Description of the task.
Wherever a line holds the word "Pixels", copy that line out.

Material shown.
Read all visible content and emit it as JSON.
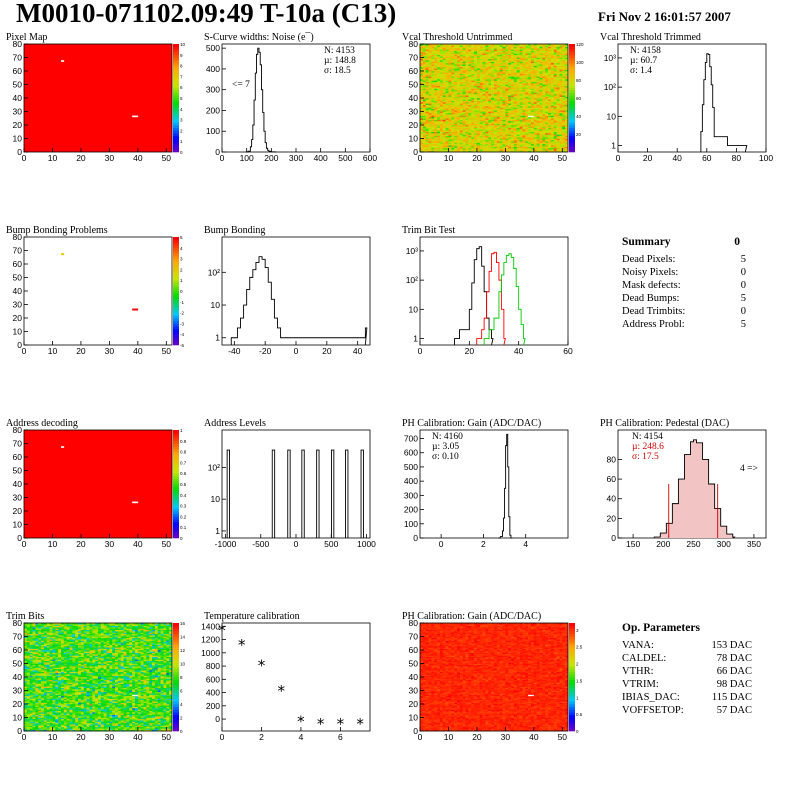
{
  "header": {
    "title": "M0010-071102.09:49 T-10a (C13)",
    "date": "Fri Nov  2 16:01:57 2007"
  },
  "panels": {
    "pixel_map": {
      "title": "Pixel Map",
      "palette": [
        0,
        1,
        2,
        3,
        4,
        5,
        6,
        7,
        8,
        9,
        10
      ]
    },
    "scurve": {
      "title": "S-Curve widths: Noise (e¯)",
      "stats": [
        "N: 4153",
        "µ: 148.8",
        "σ: 18.5"
      ],
      "note": "<= 7"
    },
    "vcal_untrimmed": {
      "title": "Vcal Threshold Untrimmed",
      "palette": [
        20,
        40,
        60,
        80,
        100,
        120
      ]
    },
    "vcal_trimmed": {
      "title": "Vcal Threshold Trimmed",
      "stats": [
        "N: 4158",
        "µ: 60.7",
        "σ:  1.4"
      ]
    },
    "bump_problems": {
      "title": "Bump Bonding Problems",
      "palette": [
        -5,
        -4,
        -3,
        -2,
        -1,
        0,
        1,
        2,
        3,
        4,
        5
      ]
    },
    "bump_bonding": {
      "title": "Bump Bonding"
    },
    "trim_bit_test": {
      "title": "Trim Bit Test"
    },
    "address_decoding": {
      "title": "Address decoding",
      "palette": [
        0,
        0.1,
        0.2,
        0.3,
        0.4,
        0.5,
        0.6,
        0.7,
        0.8,
        0.9,
        1
      ]
    },
    "address_levels": {
      "title": "Address Levels"
    },
    "ph_gain": {
      "title": "PH Calibration: Gain (ADC/DAC)",
      "stats": [
        "N: 4160",
        "µ: 3.05",
        "σ: 0.10"
      ]
    },
    "ph_pedestal": {
      "title": "PH Calibration: Pedestal (DAC)",
      "stats": [
        "N: 4154",
        "µ: 248.6",
        "σ: 17.5"
      ],
      "note": "4 =>"
    },
    "trim_bits": {
      "title": "Trim Bits",
      "palette": [
        0,
        2,
        4,
        6,
        8,
        10,
        12,
        14,
        16
      ]
    },
    "temperature": {
      "title": "Temperature calibration"
    },
    "ph_gain_map": {
      "title": "PH Calibration: Gain (ADC/DAC)",
      "palette": [
        0,
        0.5,
        1,
        1.5,
        2,
        2.5,
        3
      ]
    }
  },
  "summary": {
    "title": "Summary",
    "total": "0",
    "rows": [
      {
        "label": "Dead Pixels:",
        "value": "5"
      },
      {
        "label": "Noisy Pixels:",
        "value": "0"
      },
      {
        "label": "Mask defects:",
        "value": "0"
      },
      {
        "label": "Dead Bumps:",
        "value": "5"
      },
      {
        "label": "Dead Trimbits:",
        "value": "0"
      },
      {
        "label": "Address Probl:",
        "value": "5"
      }
    ]
  },
  "op_params": {
    "title": "Op. Parameters",
    "rows": [
      {
        "label": "VANA:",
        "value": "153 DAC"
      },
      {
        "label": "CALDEL:",
        "value": "78 DAC"
      },
      {
        "label": "VTHR:",
        "value": "66 DAC"
      },
      {
        "label": "VTRIM:",
        "value": "98 DAC"
      },
      {
        "label": "IBIAS_DAC:",
        "value": "115 DAC"
      },
      {
        "label": "VOFFSETOP:",
        "value": "57 DAC"
      }
    ]
  },
  "chart_data": [
    {
      "id": "pixel_map",
      "type": "heatmap",
      "title": "Pixel Map",
      "xlim": [
        0,
        52
      ],
      "ylim": [
        0,
        80
      ],
      "zlim": [
        0,
        10
      ],
      "xticks": [
        0,
        10,
        20,
        30,
        40,
        50
      ],
      "yticks": [
        0,
        10,
        20,
        30,
        40,
        50,
        60,
        70,
        80
      ],
      "fill_value": 10,
      "cells": [
        {
          "x": 13,
          "y": 67,
          "v": 0
        },
        {
          "x": 38,
          "y": 26,
          "v": 0
        },
        {
          "x": 39,
          "y": 26,
          "v": 0
        }
      ]
    },
    {
      "id": "scurve",
      "type": "line",
      "title": "S-Curve widths: Noise (e¯)",
      "xlim": [
        0,
        600
      ],
      "ylim": [
        0,
        520
      ],
      "xticks": [
        0,
        100,
        200,
        300,
        400,
        500,
        600
      ],
      "yticks": [
        0,
        100,
        200,
        300,
        400,
        500
      ],
      "x": [
        95,
        105,
        115,
        120,
        125,
        130,
        135,
        140,
        145,
        150,
        155,
        160,
        165,
        170,
        175,
        180,
        185,
        190,
        200,
        215
      ],
      "y": [
        0,
        4,
        25,
        60,
        130,
        250,
        380,
        470,
        500,
        480,
        420,
        300,
        190,
        100,
        45,
        18,
        8,
        3,
        1,
        0
      ]
    },
    {
      "id": "vcal_untrimmed",
      "type": "heatmap",
      "title": "Vcal Threshold Untrimmed",
      "xlim": [
        0,
        52
      ],
      "ylim": [
        0,
        80
      ],
      "zlim": [
        0,
        120
      ],
      "xticks": [
        0,
        10,
        20,
        30,
        40,
        50
      ],
      "yticks": [
        0,
        10,
        20,
        30,
        40,
        50,
        60,
        70,
        80
      ],
      "mean": 80,
      "spread": 15,
      "cells": [
        {
          "x": 38,
          "y": 26,
          "v": 0
        },
        {
          "x": 39,
          "y": 26,
          "v": 0
        }
      ]
    },
    {
      "id": "vcal_trimmed",
      "type": "line",
      "title": "Vcal Threshold Trimmed",
      "log": true,
      "xlim": [
        0,
        100
      ],
      "ylim": [
        0.6,
        3000
      ],
      "xticks": [
        0,
        20,
        40,
        60,
        80,
        100
      ],
      "yticks": [
        1,
        10,
        100,
        1000
      ],
      "yticklabels": [
        "1",
        "10",
        "10²",
        "10³"
      ],
      "x": [
        56,
        57,
        58,
        59,
        60,
        61,
        62,
        63,
        64,
        65,
        74,
        80,
        86
      ],
      "y": [
        3,
        25,
        180,
        700,
        1400,
        1300,
        500,
        120,
        20,
        2,
        1,
        1,
        1
      ]
    },
    {
      "id": "bump_problems",
      "type": "heatmap",
      "title": "Bump Bonding Problems",
      "xlim": [
        0,
        52
      ],
      "ylim": [
        0,
        80
      ],
      "zlim": [
        -5,
        5
      ],
      "xticks": [
        0,
        10,
        20,
        30,
        40,
        50
      ],
      "yticks": [
        0,
        10,
        20,
        30,
        40,
        50,
        60,
        70,
        80
      ],
      "cells": [
        {
          "x": 13,
          "y": 67,
          "v": 2
        },
        {
          "x": 38,
          "y": 26,
          "v": 5
        },
        {
          "x": 39,
          "y": 26,
          "v": 5
        }
      ]
    },
    {
      "id": "bump_bonding",
      "type": "line",
      "title": "Bump Bonding",
      "log": true,
      "xlim": [
        -48,
        48
      ],
      "ylim": [
        0.6,
        1200
      ],
      "xticks": [
        -40,
        -20,
        0,
        20,
        40
      ],
      "yticks": [
        1,
        10,
        100
      ],
      "yticklabels": [
        "1",
        "10",
        "10²"
      ],
      "x": [
        -42,
        -38,
        -36,
        -34,
        -32,
        -30,
        -28,
        -26,
        -24,
        -22,
        -20,
        -18,
        -16,
        -14,
        -12,
        -10,
        -8,
        -6,
        -4,
        45
      ],
      "y": [
        1,
        2,
        4,
        10,
        30,
        70,
        120,
        200,
        300,
        250,
        140,
        50,
        15,
        4,
        2,
        1,
        1,
        1,
        1,
        2
      ]
    },
    {
      "id": "trim_bit_test",
      "type": "line",
      "title": "Trim Bit Test",
      "log": true,
      "xlim": [
        0,
        60
      ],
      "ylim": [
        0.6,
        3000
      ],
      "xticks": [
        0,
        20,
        40,
        60
      ],
      "yticks": [
        1,
        10,
        100,
        1000
      ],
      "yticklabels": [
        "1",
        "10",
        "10²",
        "10³"
      ],
      "series": [
        {
          "color": "#000000",
          "x": [
            14,
            16,
            18,
            20,
            21,
            22,
            23,
            24,
            25,
            26,
            27,
            28,
            29
          ],
          "y": [
            1,
            2,
            2,
            10,
            80,
            500,
            1200,
            1400,
            300,
            40,
            5,
            2,
            1
          ]
        },
        {
          "color": "#ff0000",
          "x": [
            23,
            25,
            26,
            27,
            28,
            29,
            30,
            31,
            32,
            33,
            34
          ],
          "y": [
            1,
            2,
            5,
            40,
            200,
            800,
            900,
            400,
            100,
            10,
            1
          ]
        },
        {
          "color": "#00cc00",
          "x": [
            26,
            28,
            30,
            32,
            33,
            34,
            35,
            36,
            37,
            38,
            39,
            40,
            41,
            42
          ],
          "y": [
            1,
            2,
            5,
            40,
            150,
            400,
            700,
            800,
            600,
            250,
            60,
            10,
            3,
            1
          ]
        }
      ]
    },
    {
      "id": "address_decoding",
      "type": "heatmap",
      "title": "Address decoding",
      "xlim": [
        0,
        52
      ],
      "ylim": [
        0,
        80
      ],
      "zlim": [
        0,
        1
      ],
      "xticks": [
        0,
        10,
        20,
        30,
        40,
        50
      ],
      "yticks": [
        0,
        10,
        20,
        30,
        40,
        50,
        60,
        70,
        80
      ],
      "fill_value": 1,
      "cells": [
        {
          "x": 13,
          "y": 67,
          "v": 0
        },
        {
          "x": 38,
          "y": 26,
          "v": 0
        },
        {
          "x": 39,
          "y": 26,
          "v": 0
        }
      ]
    },
    {
      "id": "address_levels",
      "type": "bar",
      "title": "Address Levels",
      "log": true,
      "xlim": [
        -1050,
        1050
      ],
      "ylim": [
        0.6,
        1500
      ],
      "xticks": [
        -1000,
        -500,
        0,
        500,
        1000
      ],
      "yticks": [
        1,
        10,
        100
      ],
      "yticklabels": [
        "1",
        "10",
        "10²"
      ],
      "peaks": [
        -960,
        -320,
        -100,
        100,
        310,
        520,
        720,
        940
      ],
      "value": 350
    },
    {
      "id": "ph_gain",
      "type": "line",
      "title": "PH Calibration: Gain (ADC/DAC)",
      "xlim": [
        -1,
        6
      ],
      "ylim": [
        0,
        760
      ],
      "xticks": [
        0,
        2,
        4
      ],
      "yticks": [
        0,
        100,
        200,
        300,
        400,
        500,
        600,
        700
      ],
      "x": [
        2.7,
        2.8,
        2.9,
        2.95,
        3.0,
        3.05,
        3.1,
        3.15,
        3.2,
        3.25,
        3.3
      ],
      "y": [
        0,
        10,
        50,
        140,
        350,
        650,
        730,
        500,
        150,
        20,
        0
      ]
    },
    {
      "id": "ph_pedestal",
      "type": "area",
      "title": "PH Calibration: Pedestal (DAC)",
      "xlim": [
        125,
        370
      ],
      "ylim": [
        0,
        110
      ],
      "xticks": [
        150,
        200,
        250,
        300,
        350
      ],
      "yticks": [
        0,
        20,
        40,
        60,
        80
      ],
      "x": [
        185,
        195,
        205,
        215,
        225,
        235,
        245,
        250,
        255,
        265,
        275,
        285,
        295,
        305,
        315
      ],
      "y": [
        1,
        5,
        15,
        35,
        60,
        85,
        98,
        100,
        97,
        80,
        55,
        30,
        12,
        4,
        1
      ],
      "fit_range": [
        209,
        290
      ]
    },
    {
      "id": "trim_bits",
      "type": "heatmap",
      "title": "Trim Bits",
      "xlim": [
        0,
        52
      ],
      "ylim": [
        0,
        80
      ],
      "zlim": [
        0,
        16
      ],
      "xticks": [
        0,
        10,
        20,
        30,
        40,
        50
      ],
      "yticks": [
        0,
        10,
        20,
        30,
        40,
        50,
        60,
        70,
        80
      ],
      "mean": 8,
      "spread": 2.5,
      "cells": [
        {
          "x": 38,
          "y": 26,
          "v": 0
        },
        {
          "x": 39,
          "y": 26,
          "v": 0
        }
      ]
    },
    {
      "id": "temperature",
      "type": "scatter",
      "title": "Temperature calibration",
      "xlim": [
        0,
        7.5
      ],
      "ylim": [
        -180,
        1450
      ],
      "xticks": [
        0,
        2,
        4,
        6
      ],
      "yticks": [
        0,
        200,
        400,
        600,
        800,
        1000,
        1200,
        1400
      ],
      "x": [
        0,
        1,
        2,
        3,
        4,
        5,
        6,
        7
      ],
      "y": [
        1350,
        1130,
        820,
        440,
        -25,
        -60,
        -60,
        -60
      ]
    },
    {
      "id": "ph_gain_map",
      "type": "heatmap",
      "title": "PH Calibration: Gain (ADC/DAC)",
      "xlim": [
        0,
        52
      ],
      "ylim": [
        0,
        80
      ],
      "zlim": [
        0,
        3.2
      ],
      "xticks": [
        0,
        10,
        20,
        30,
        40,
        50
      ],
      "yticks": [
        0,
        10,
        20,
        30,
        40,
        50,
        60,
        70,
        80
      ],
      "mean": 3.05,
      "spread": 0.1,
      "cells": [
        {
          "x": 38,
          "y": 26,
          "v": 0
        },
        {
          "x": 39,
          "y": 26,
          "v": 0
        }
      ]
    }
  ]
}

Exercise result.
        "label": "Dead Pixels:",
        "label": "Noisy Pixels:",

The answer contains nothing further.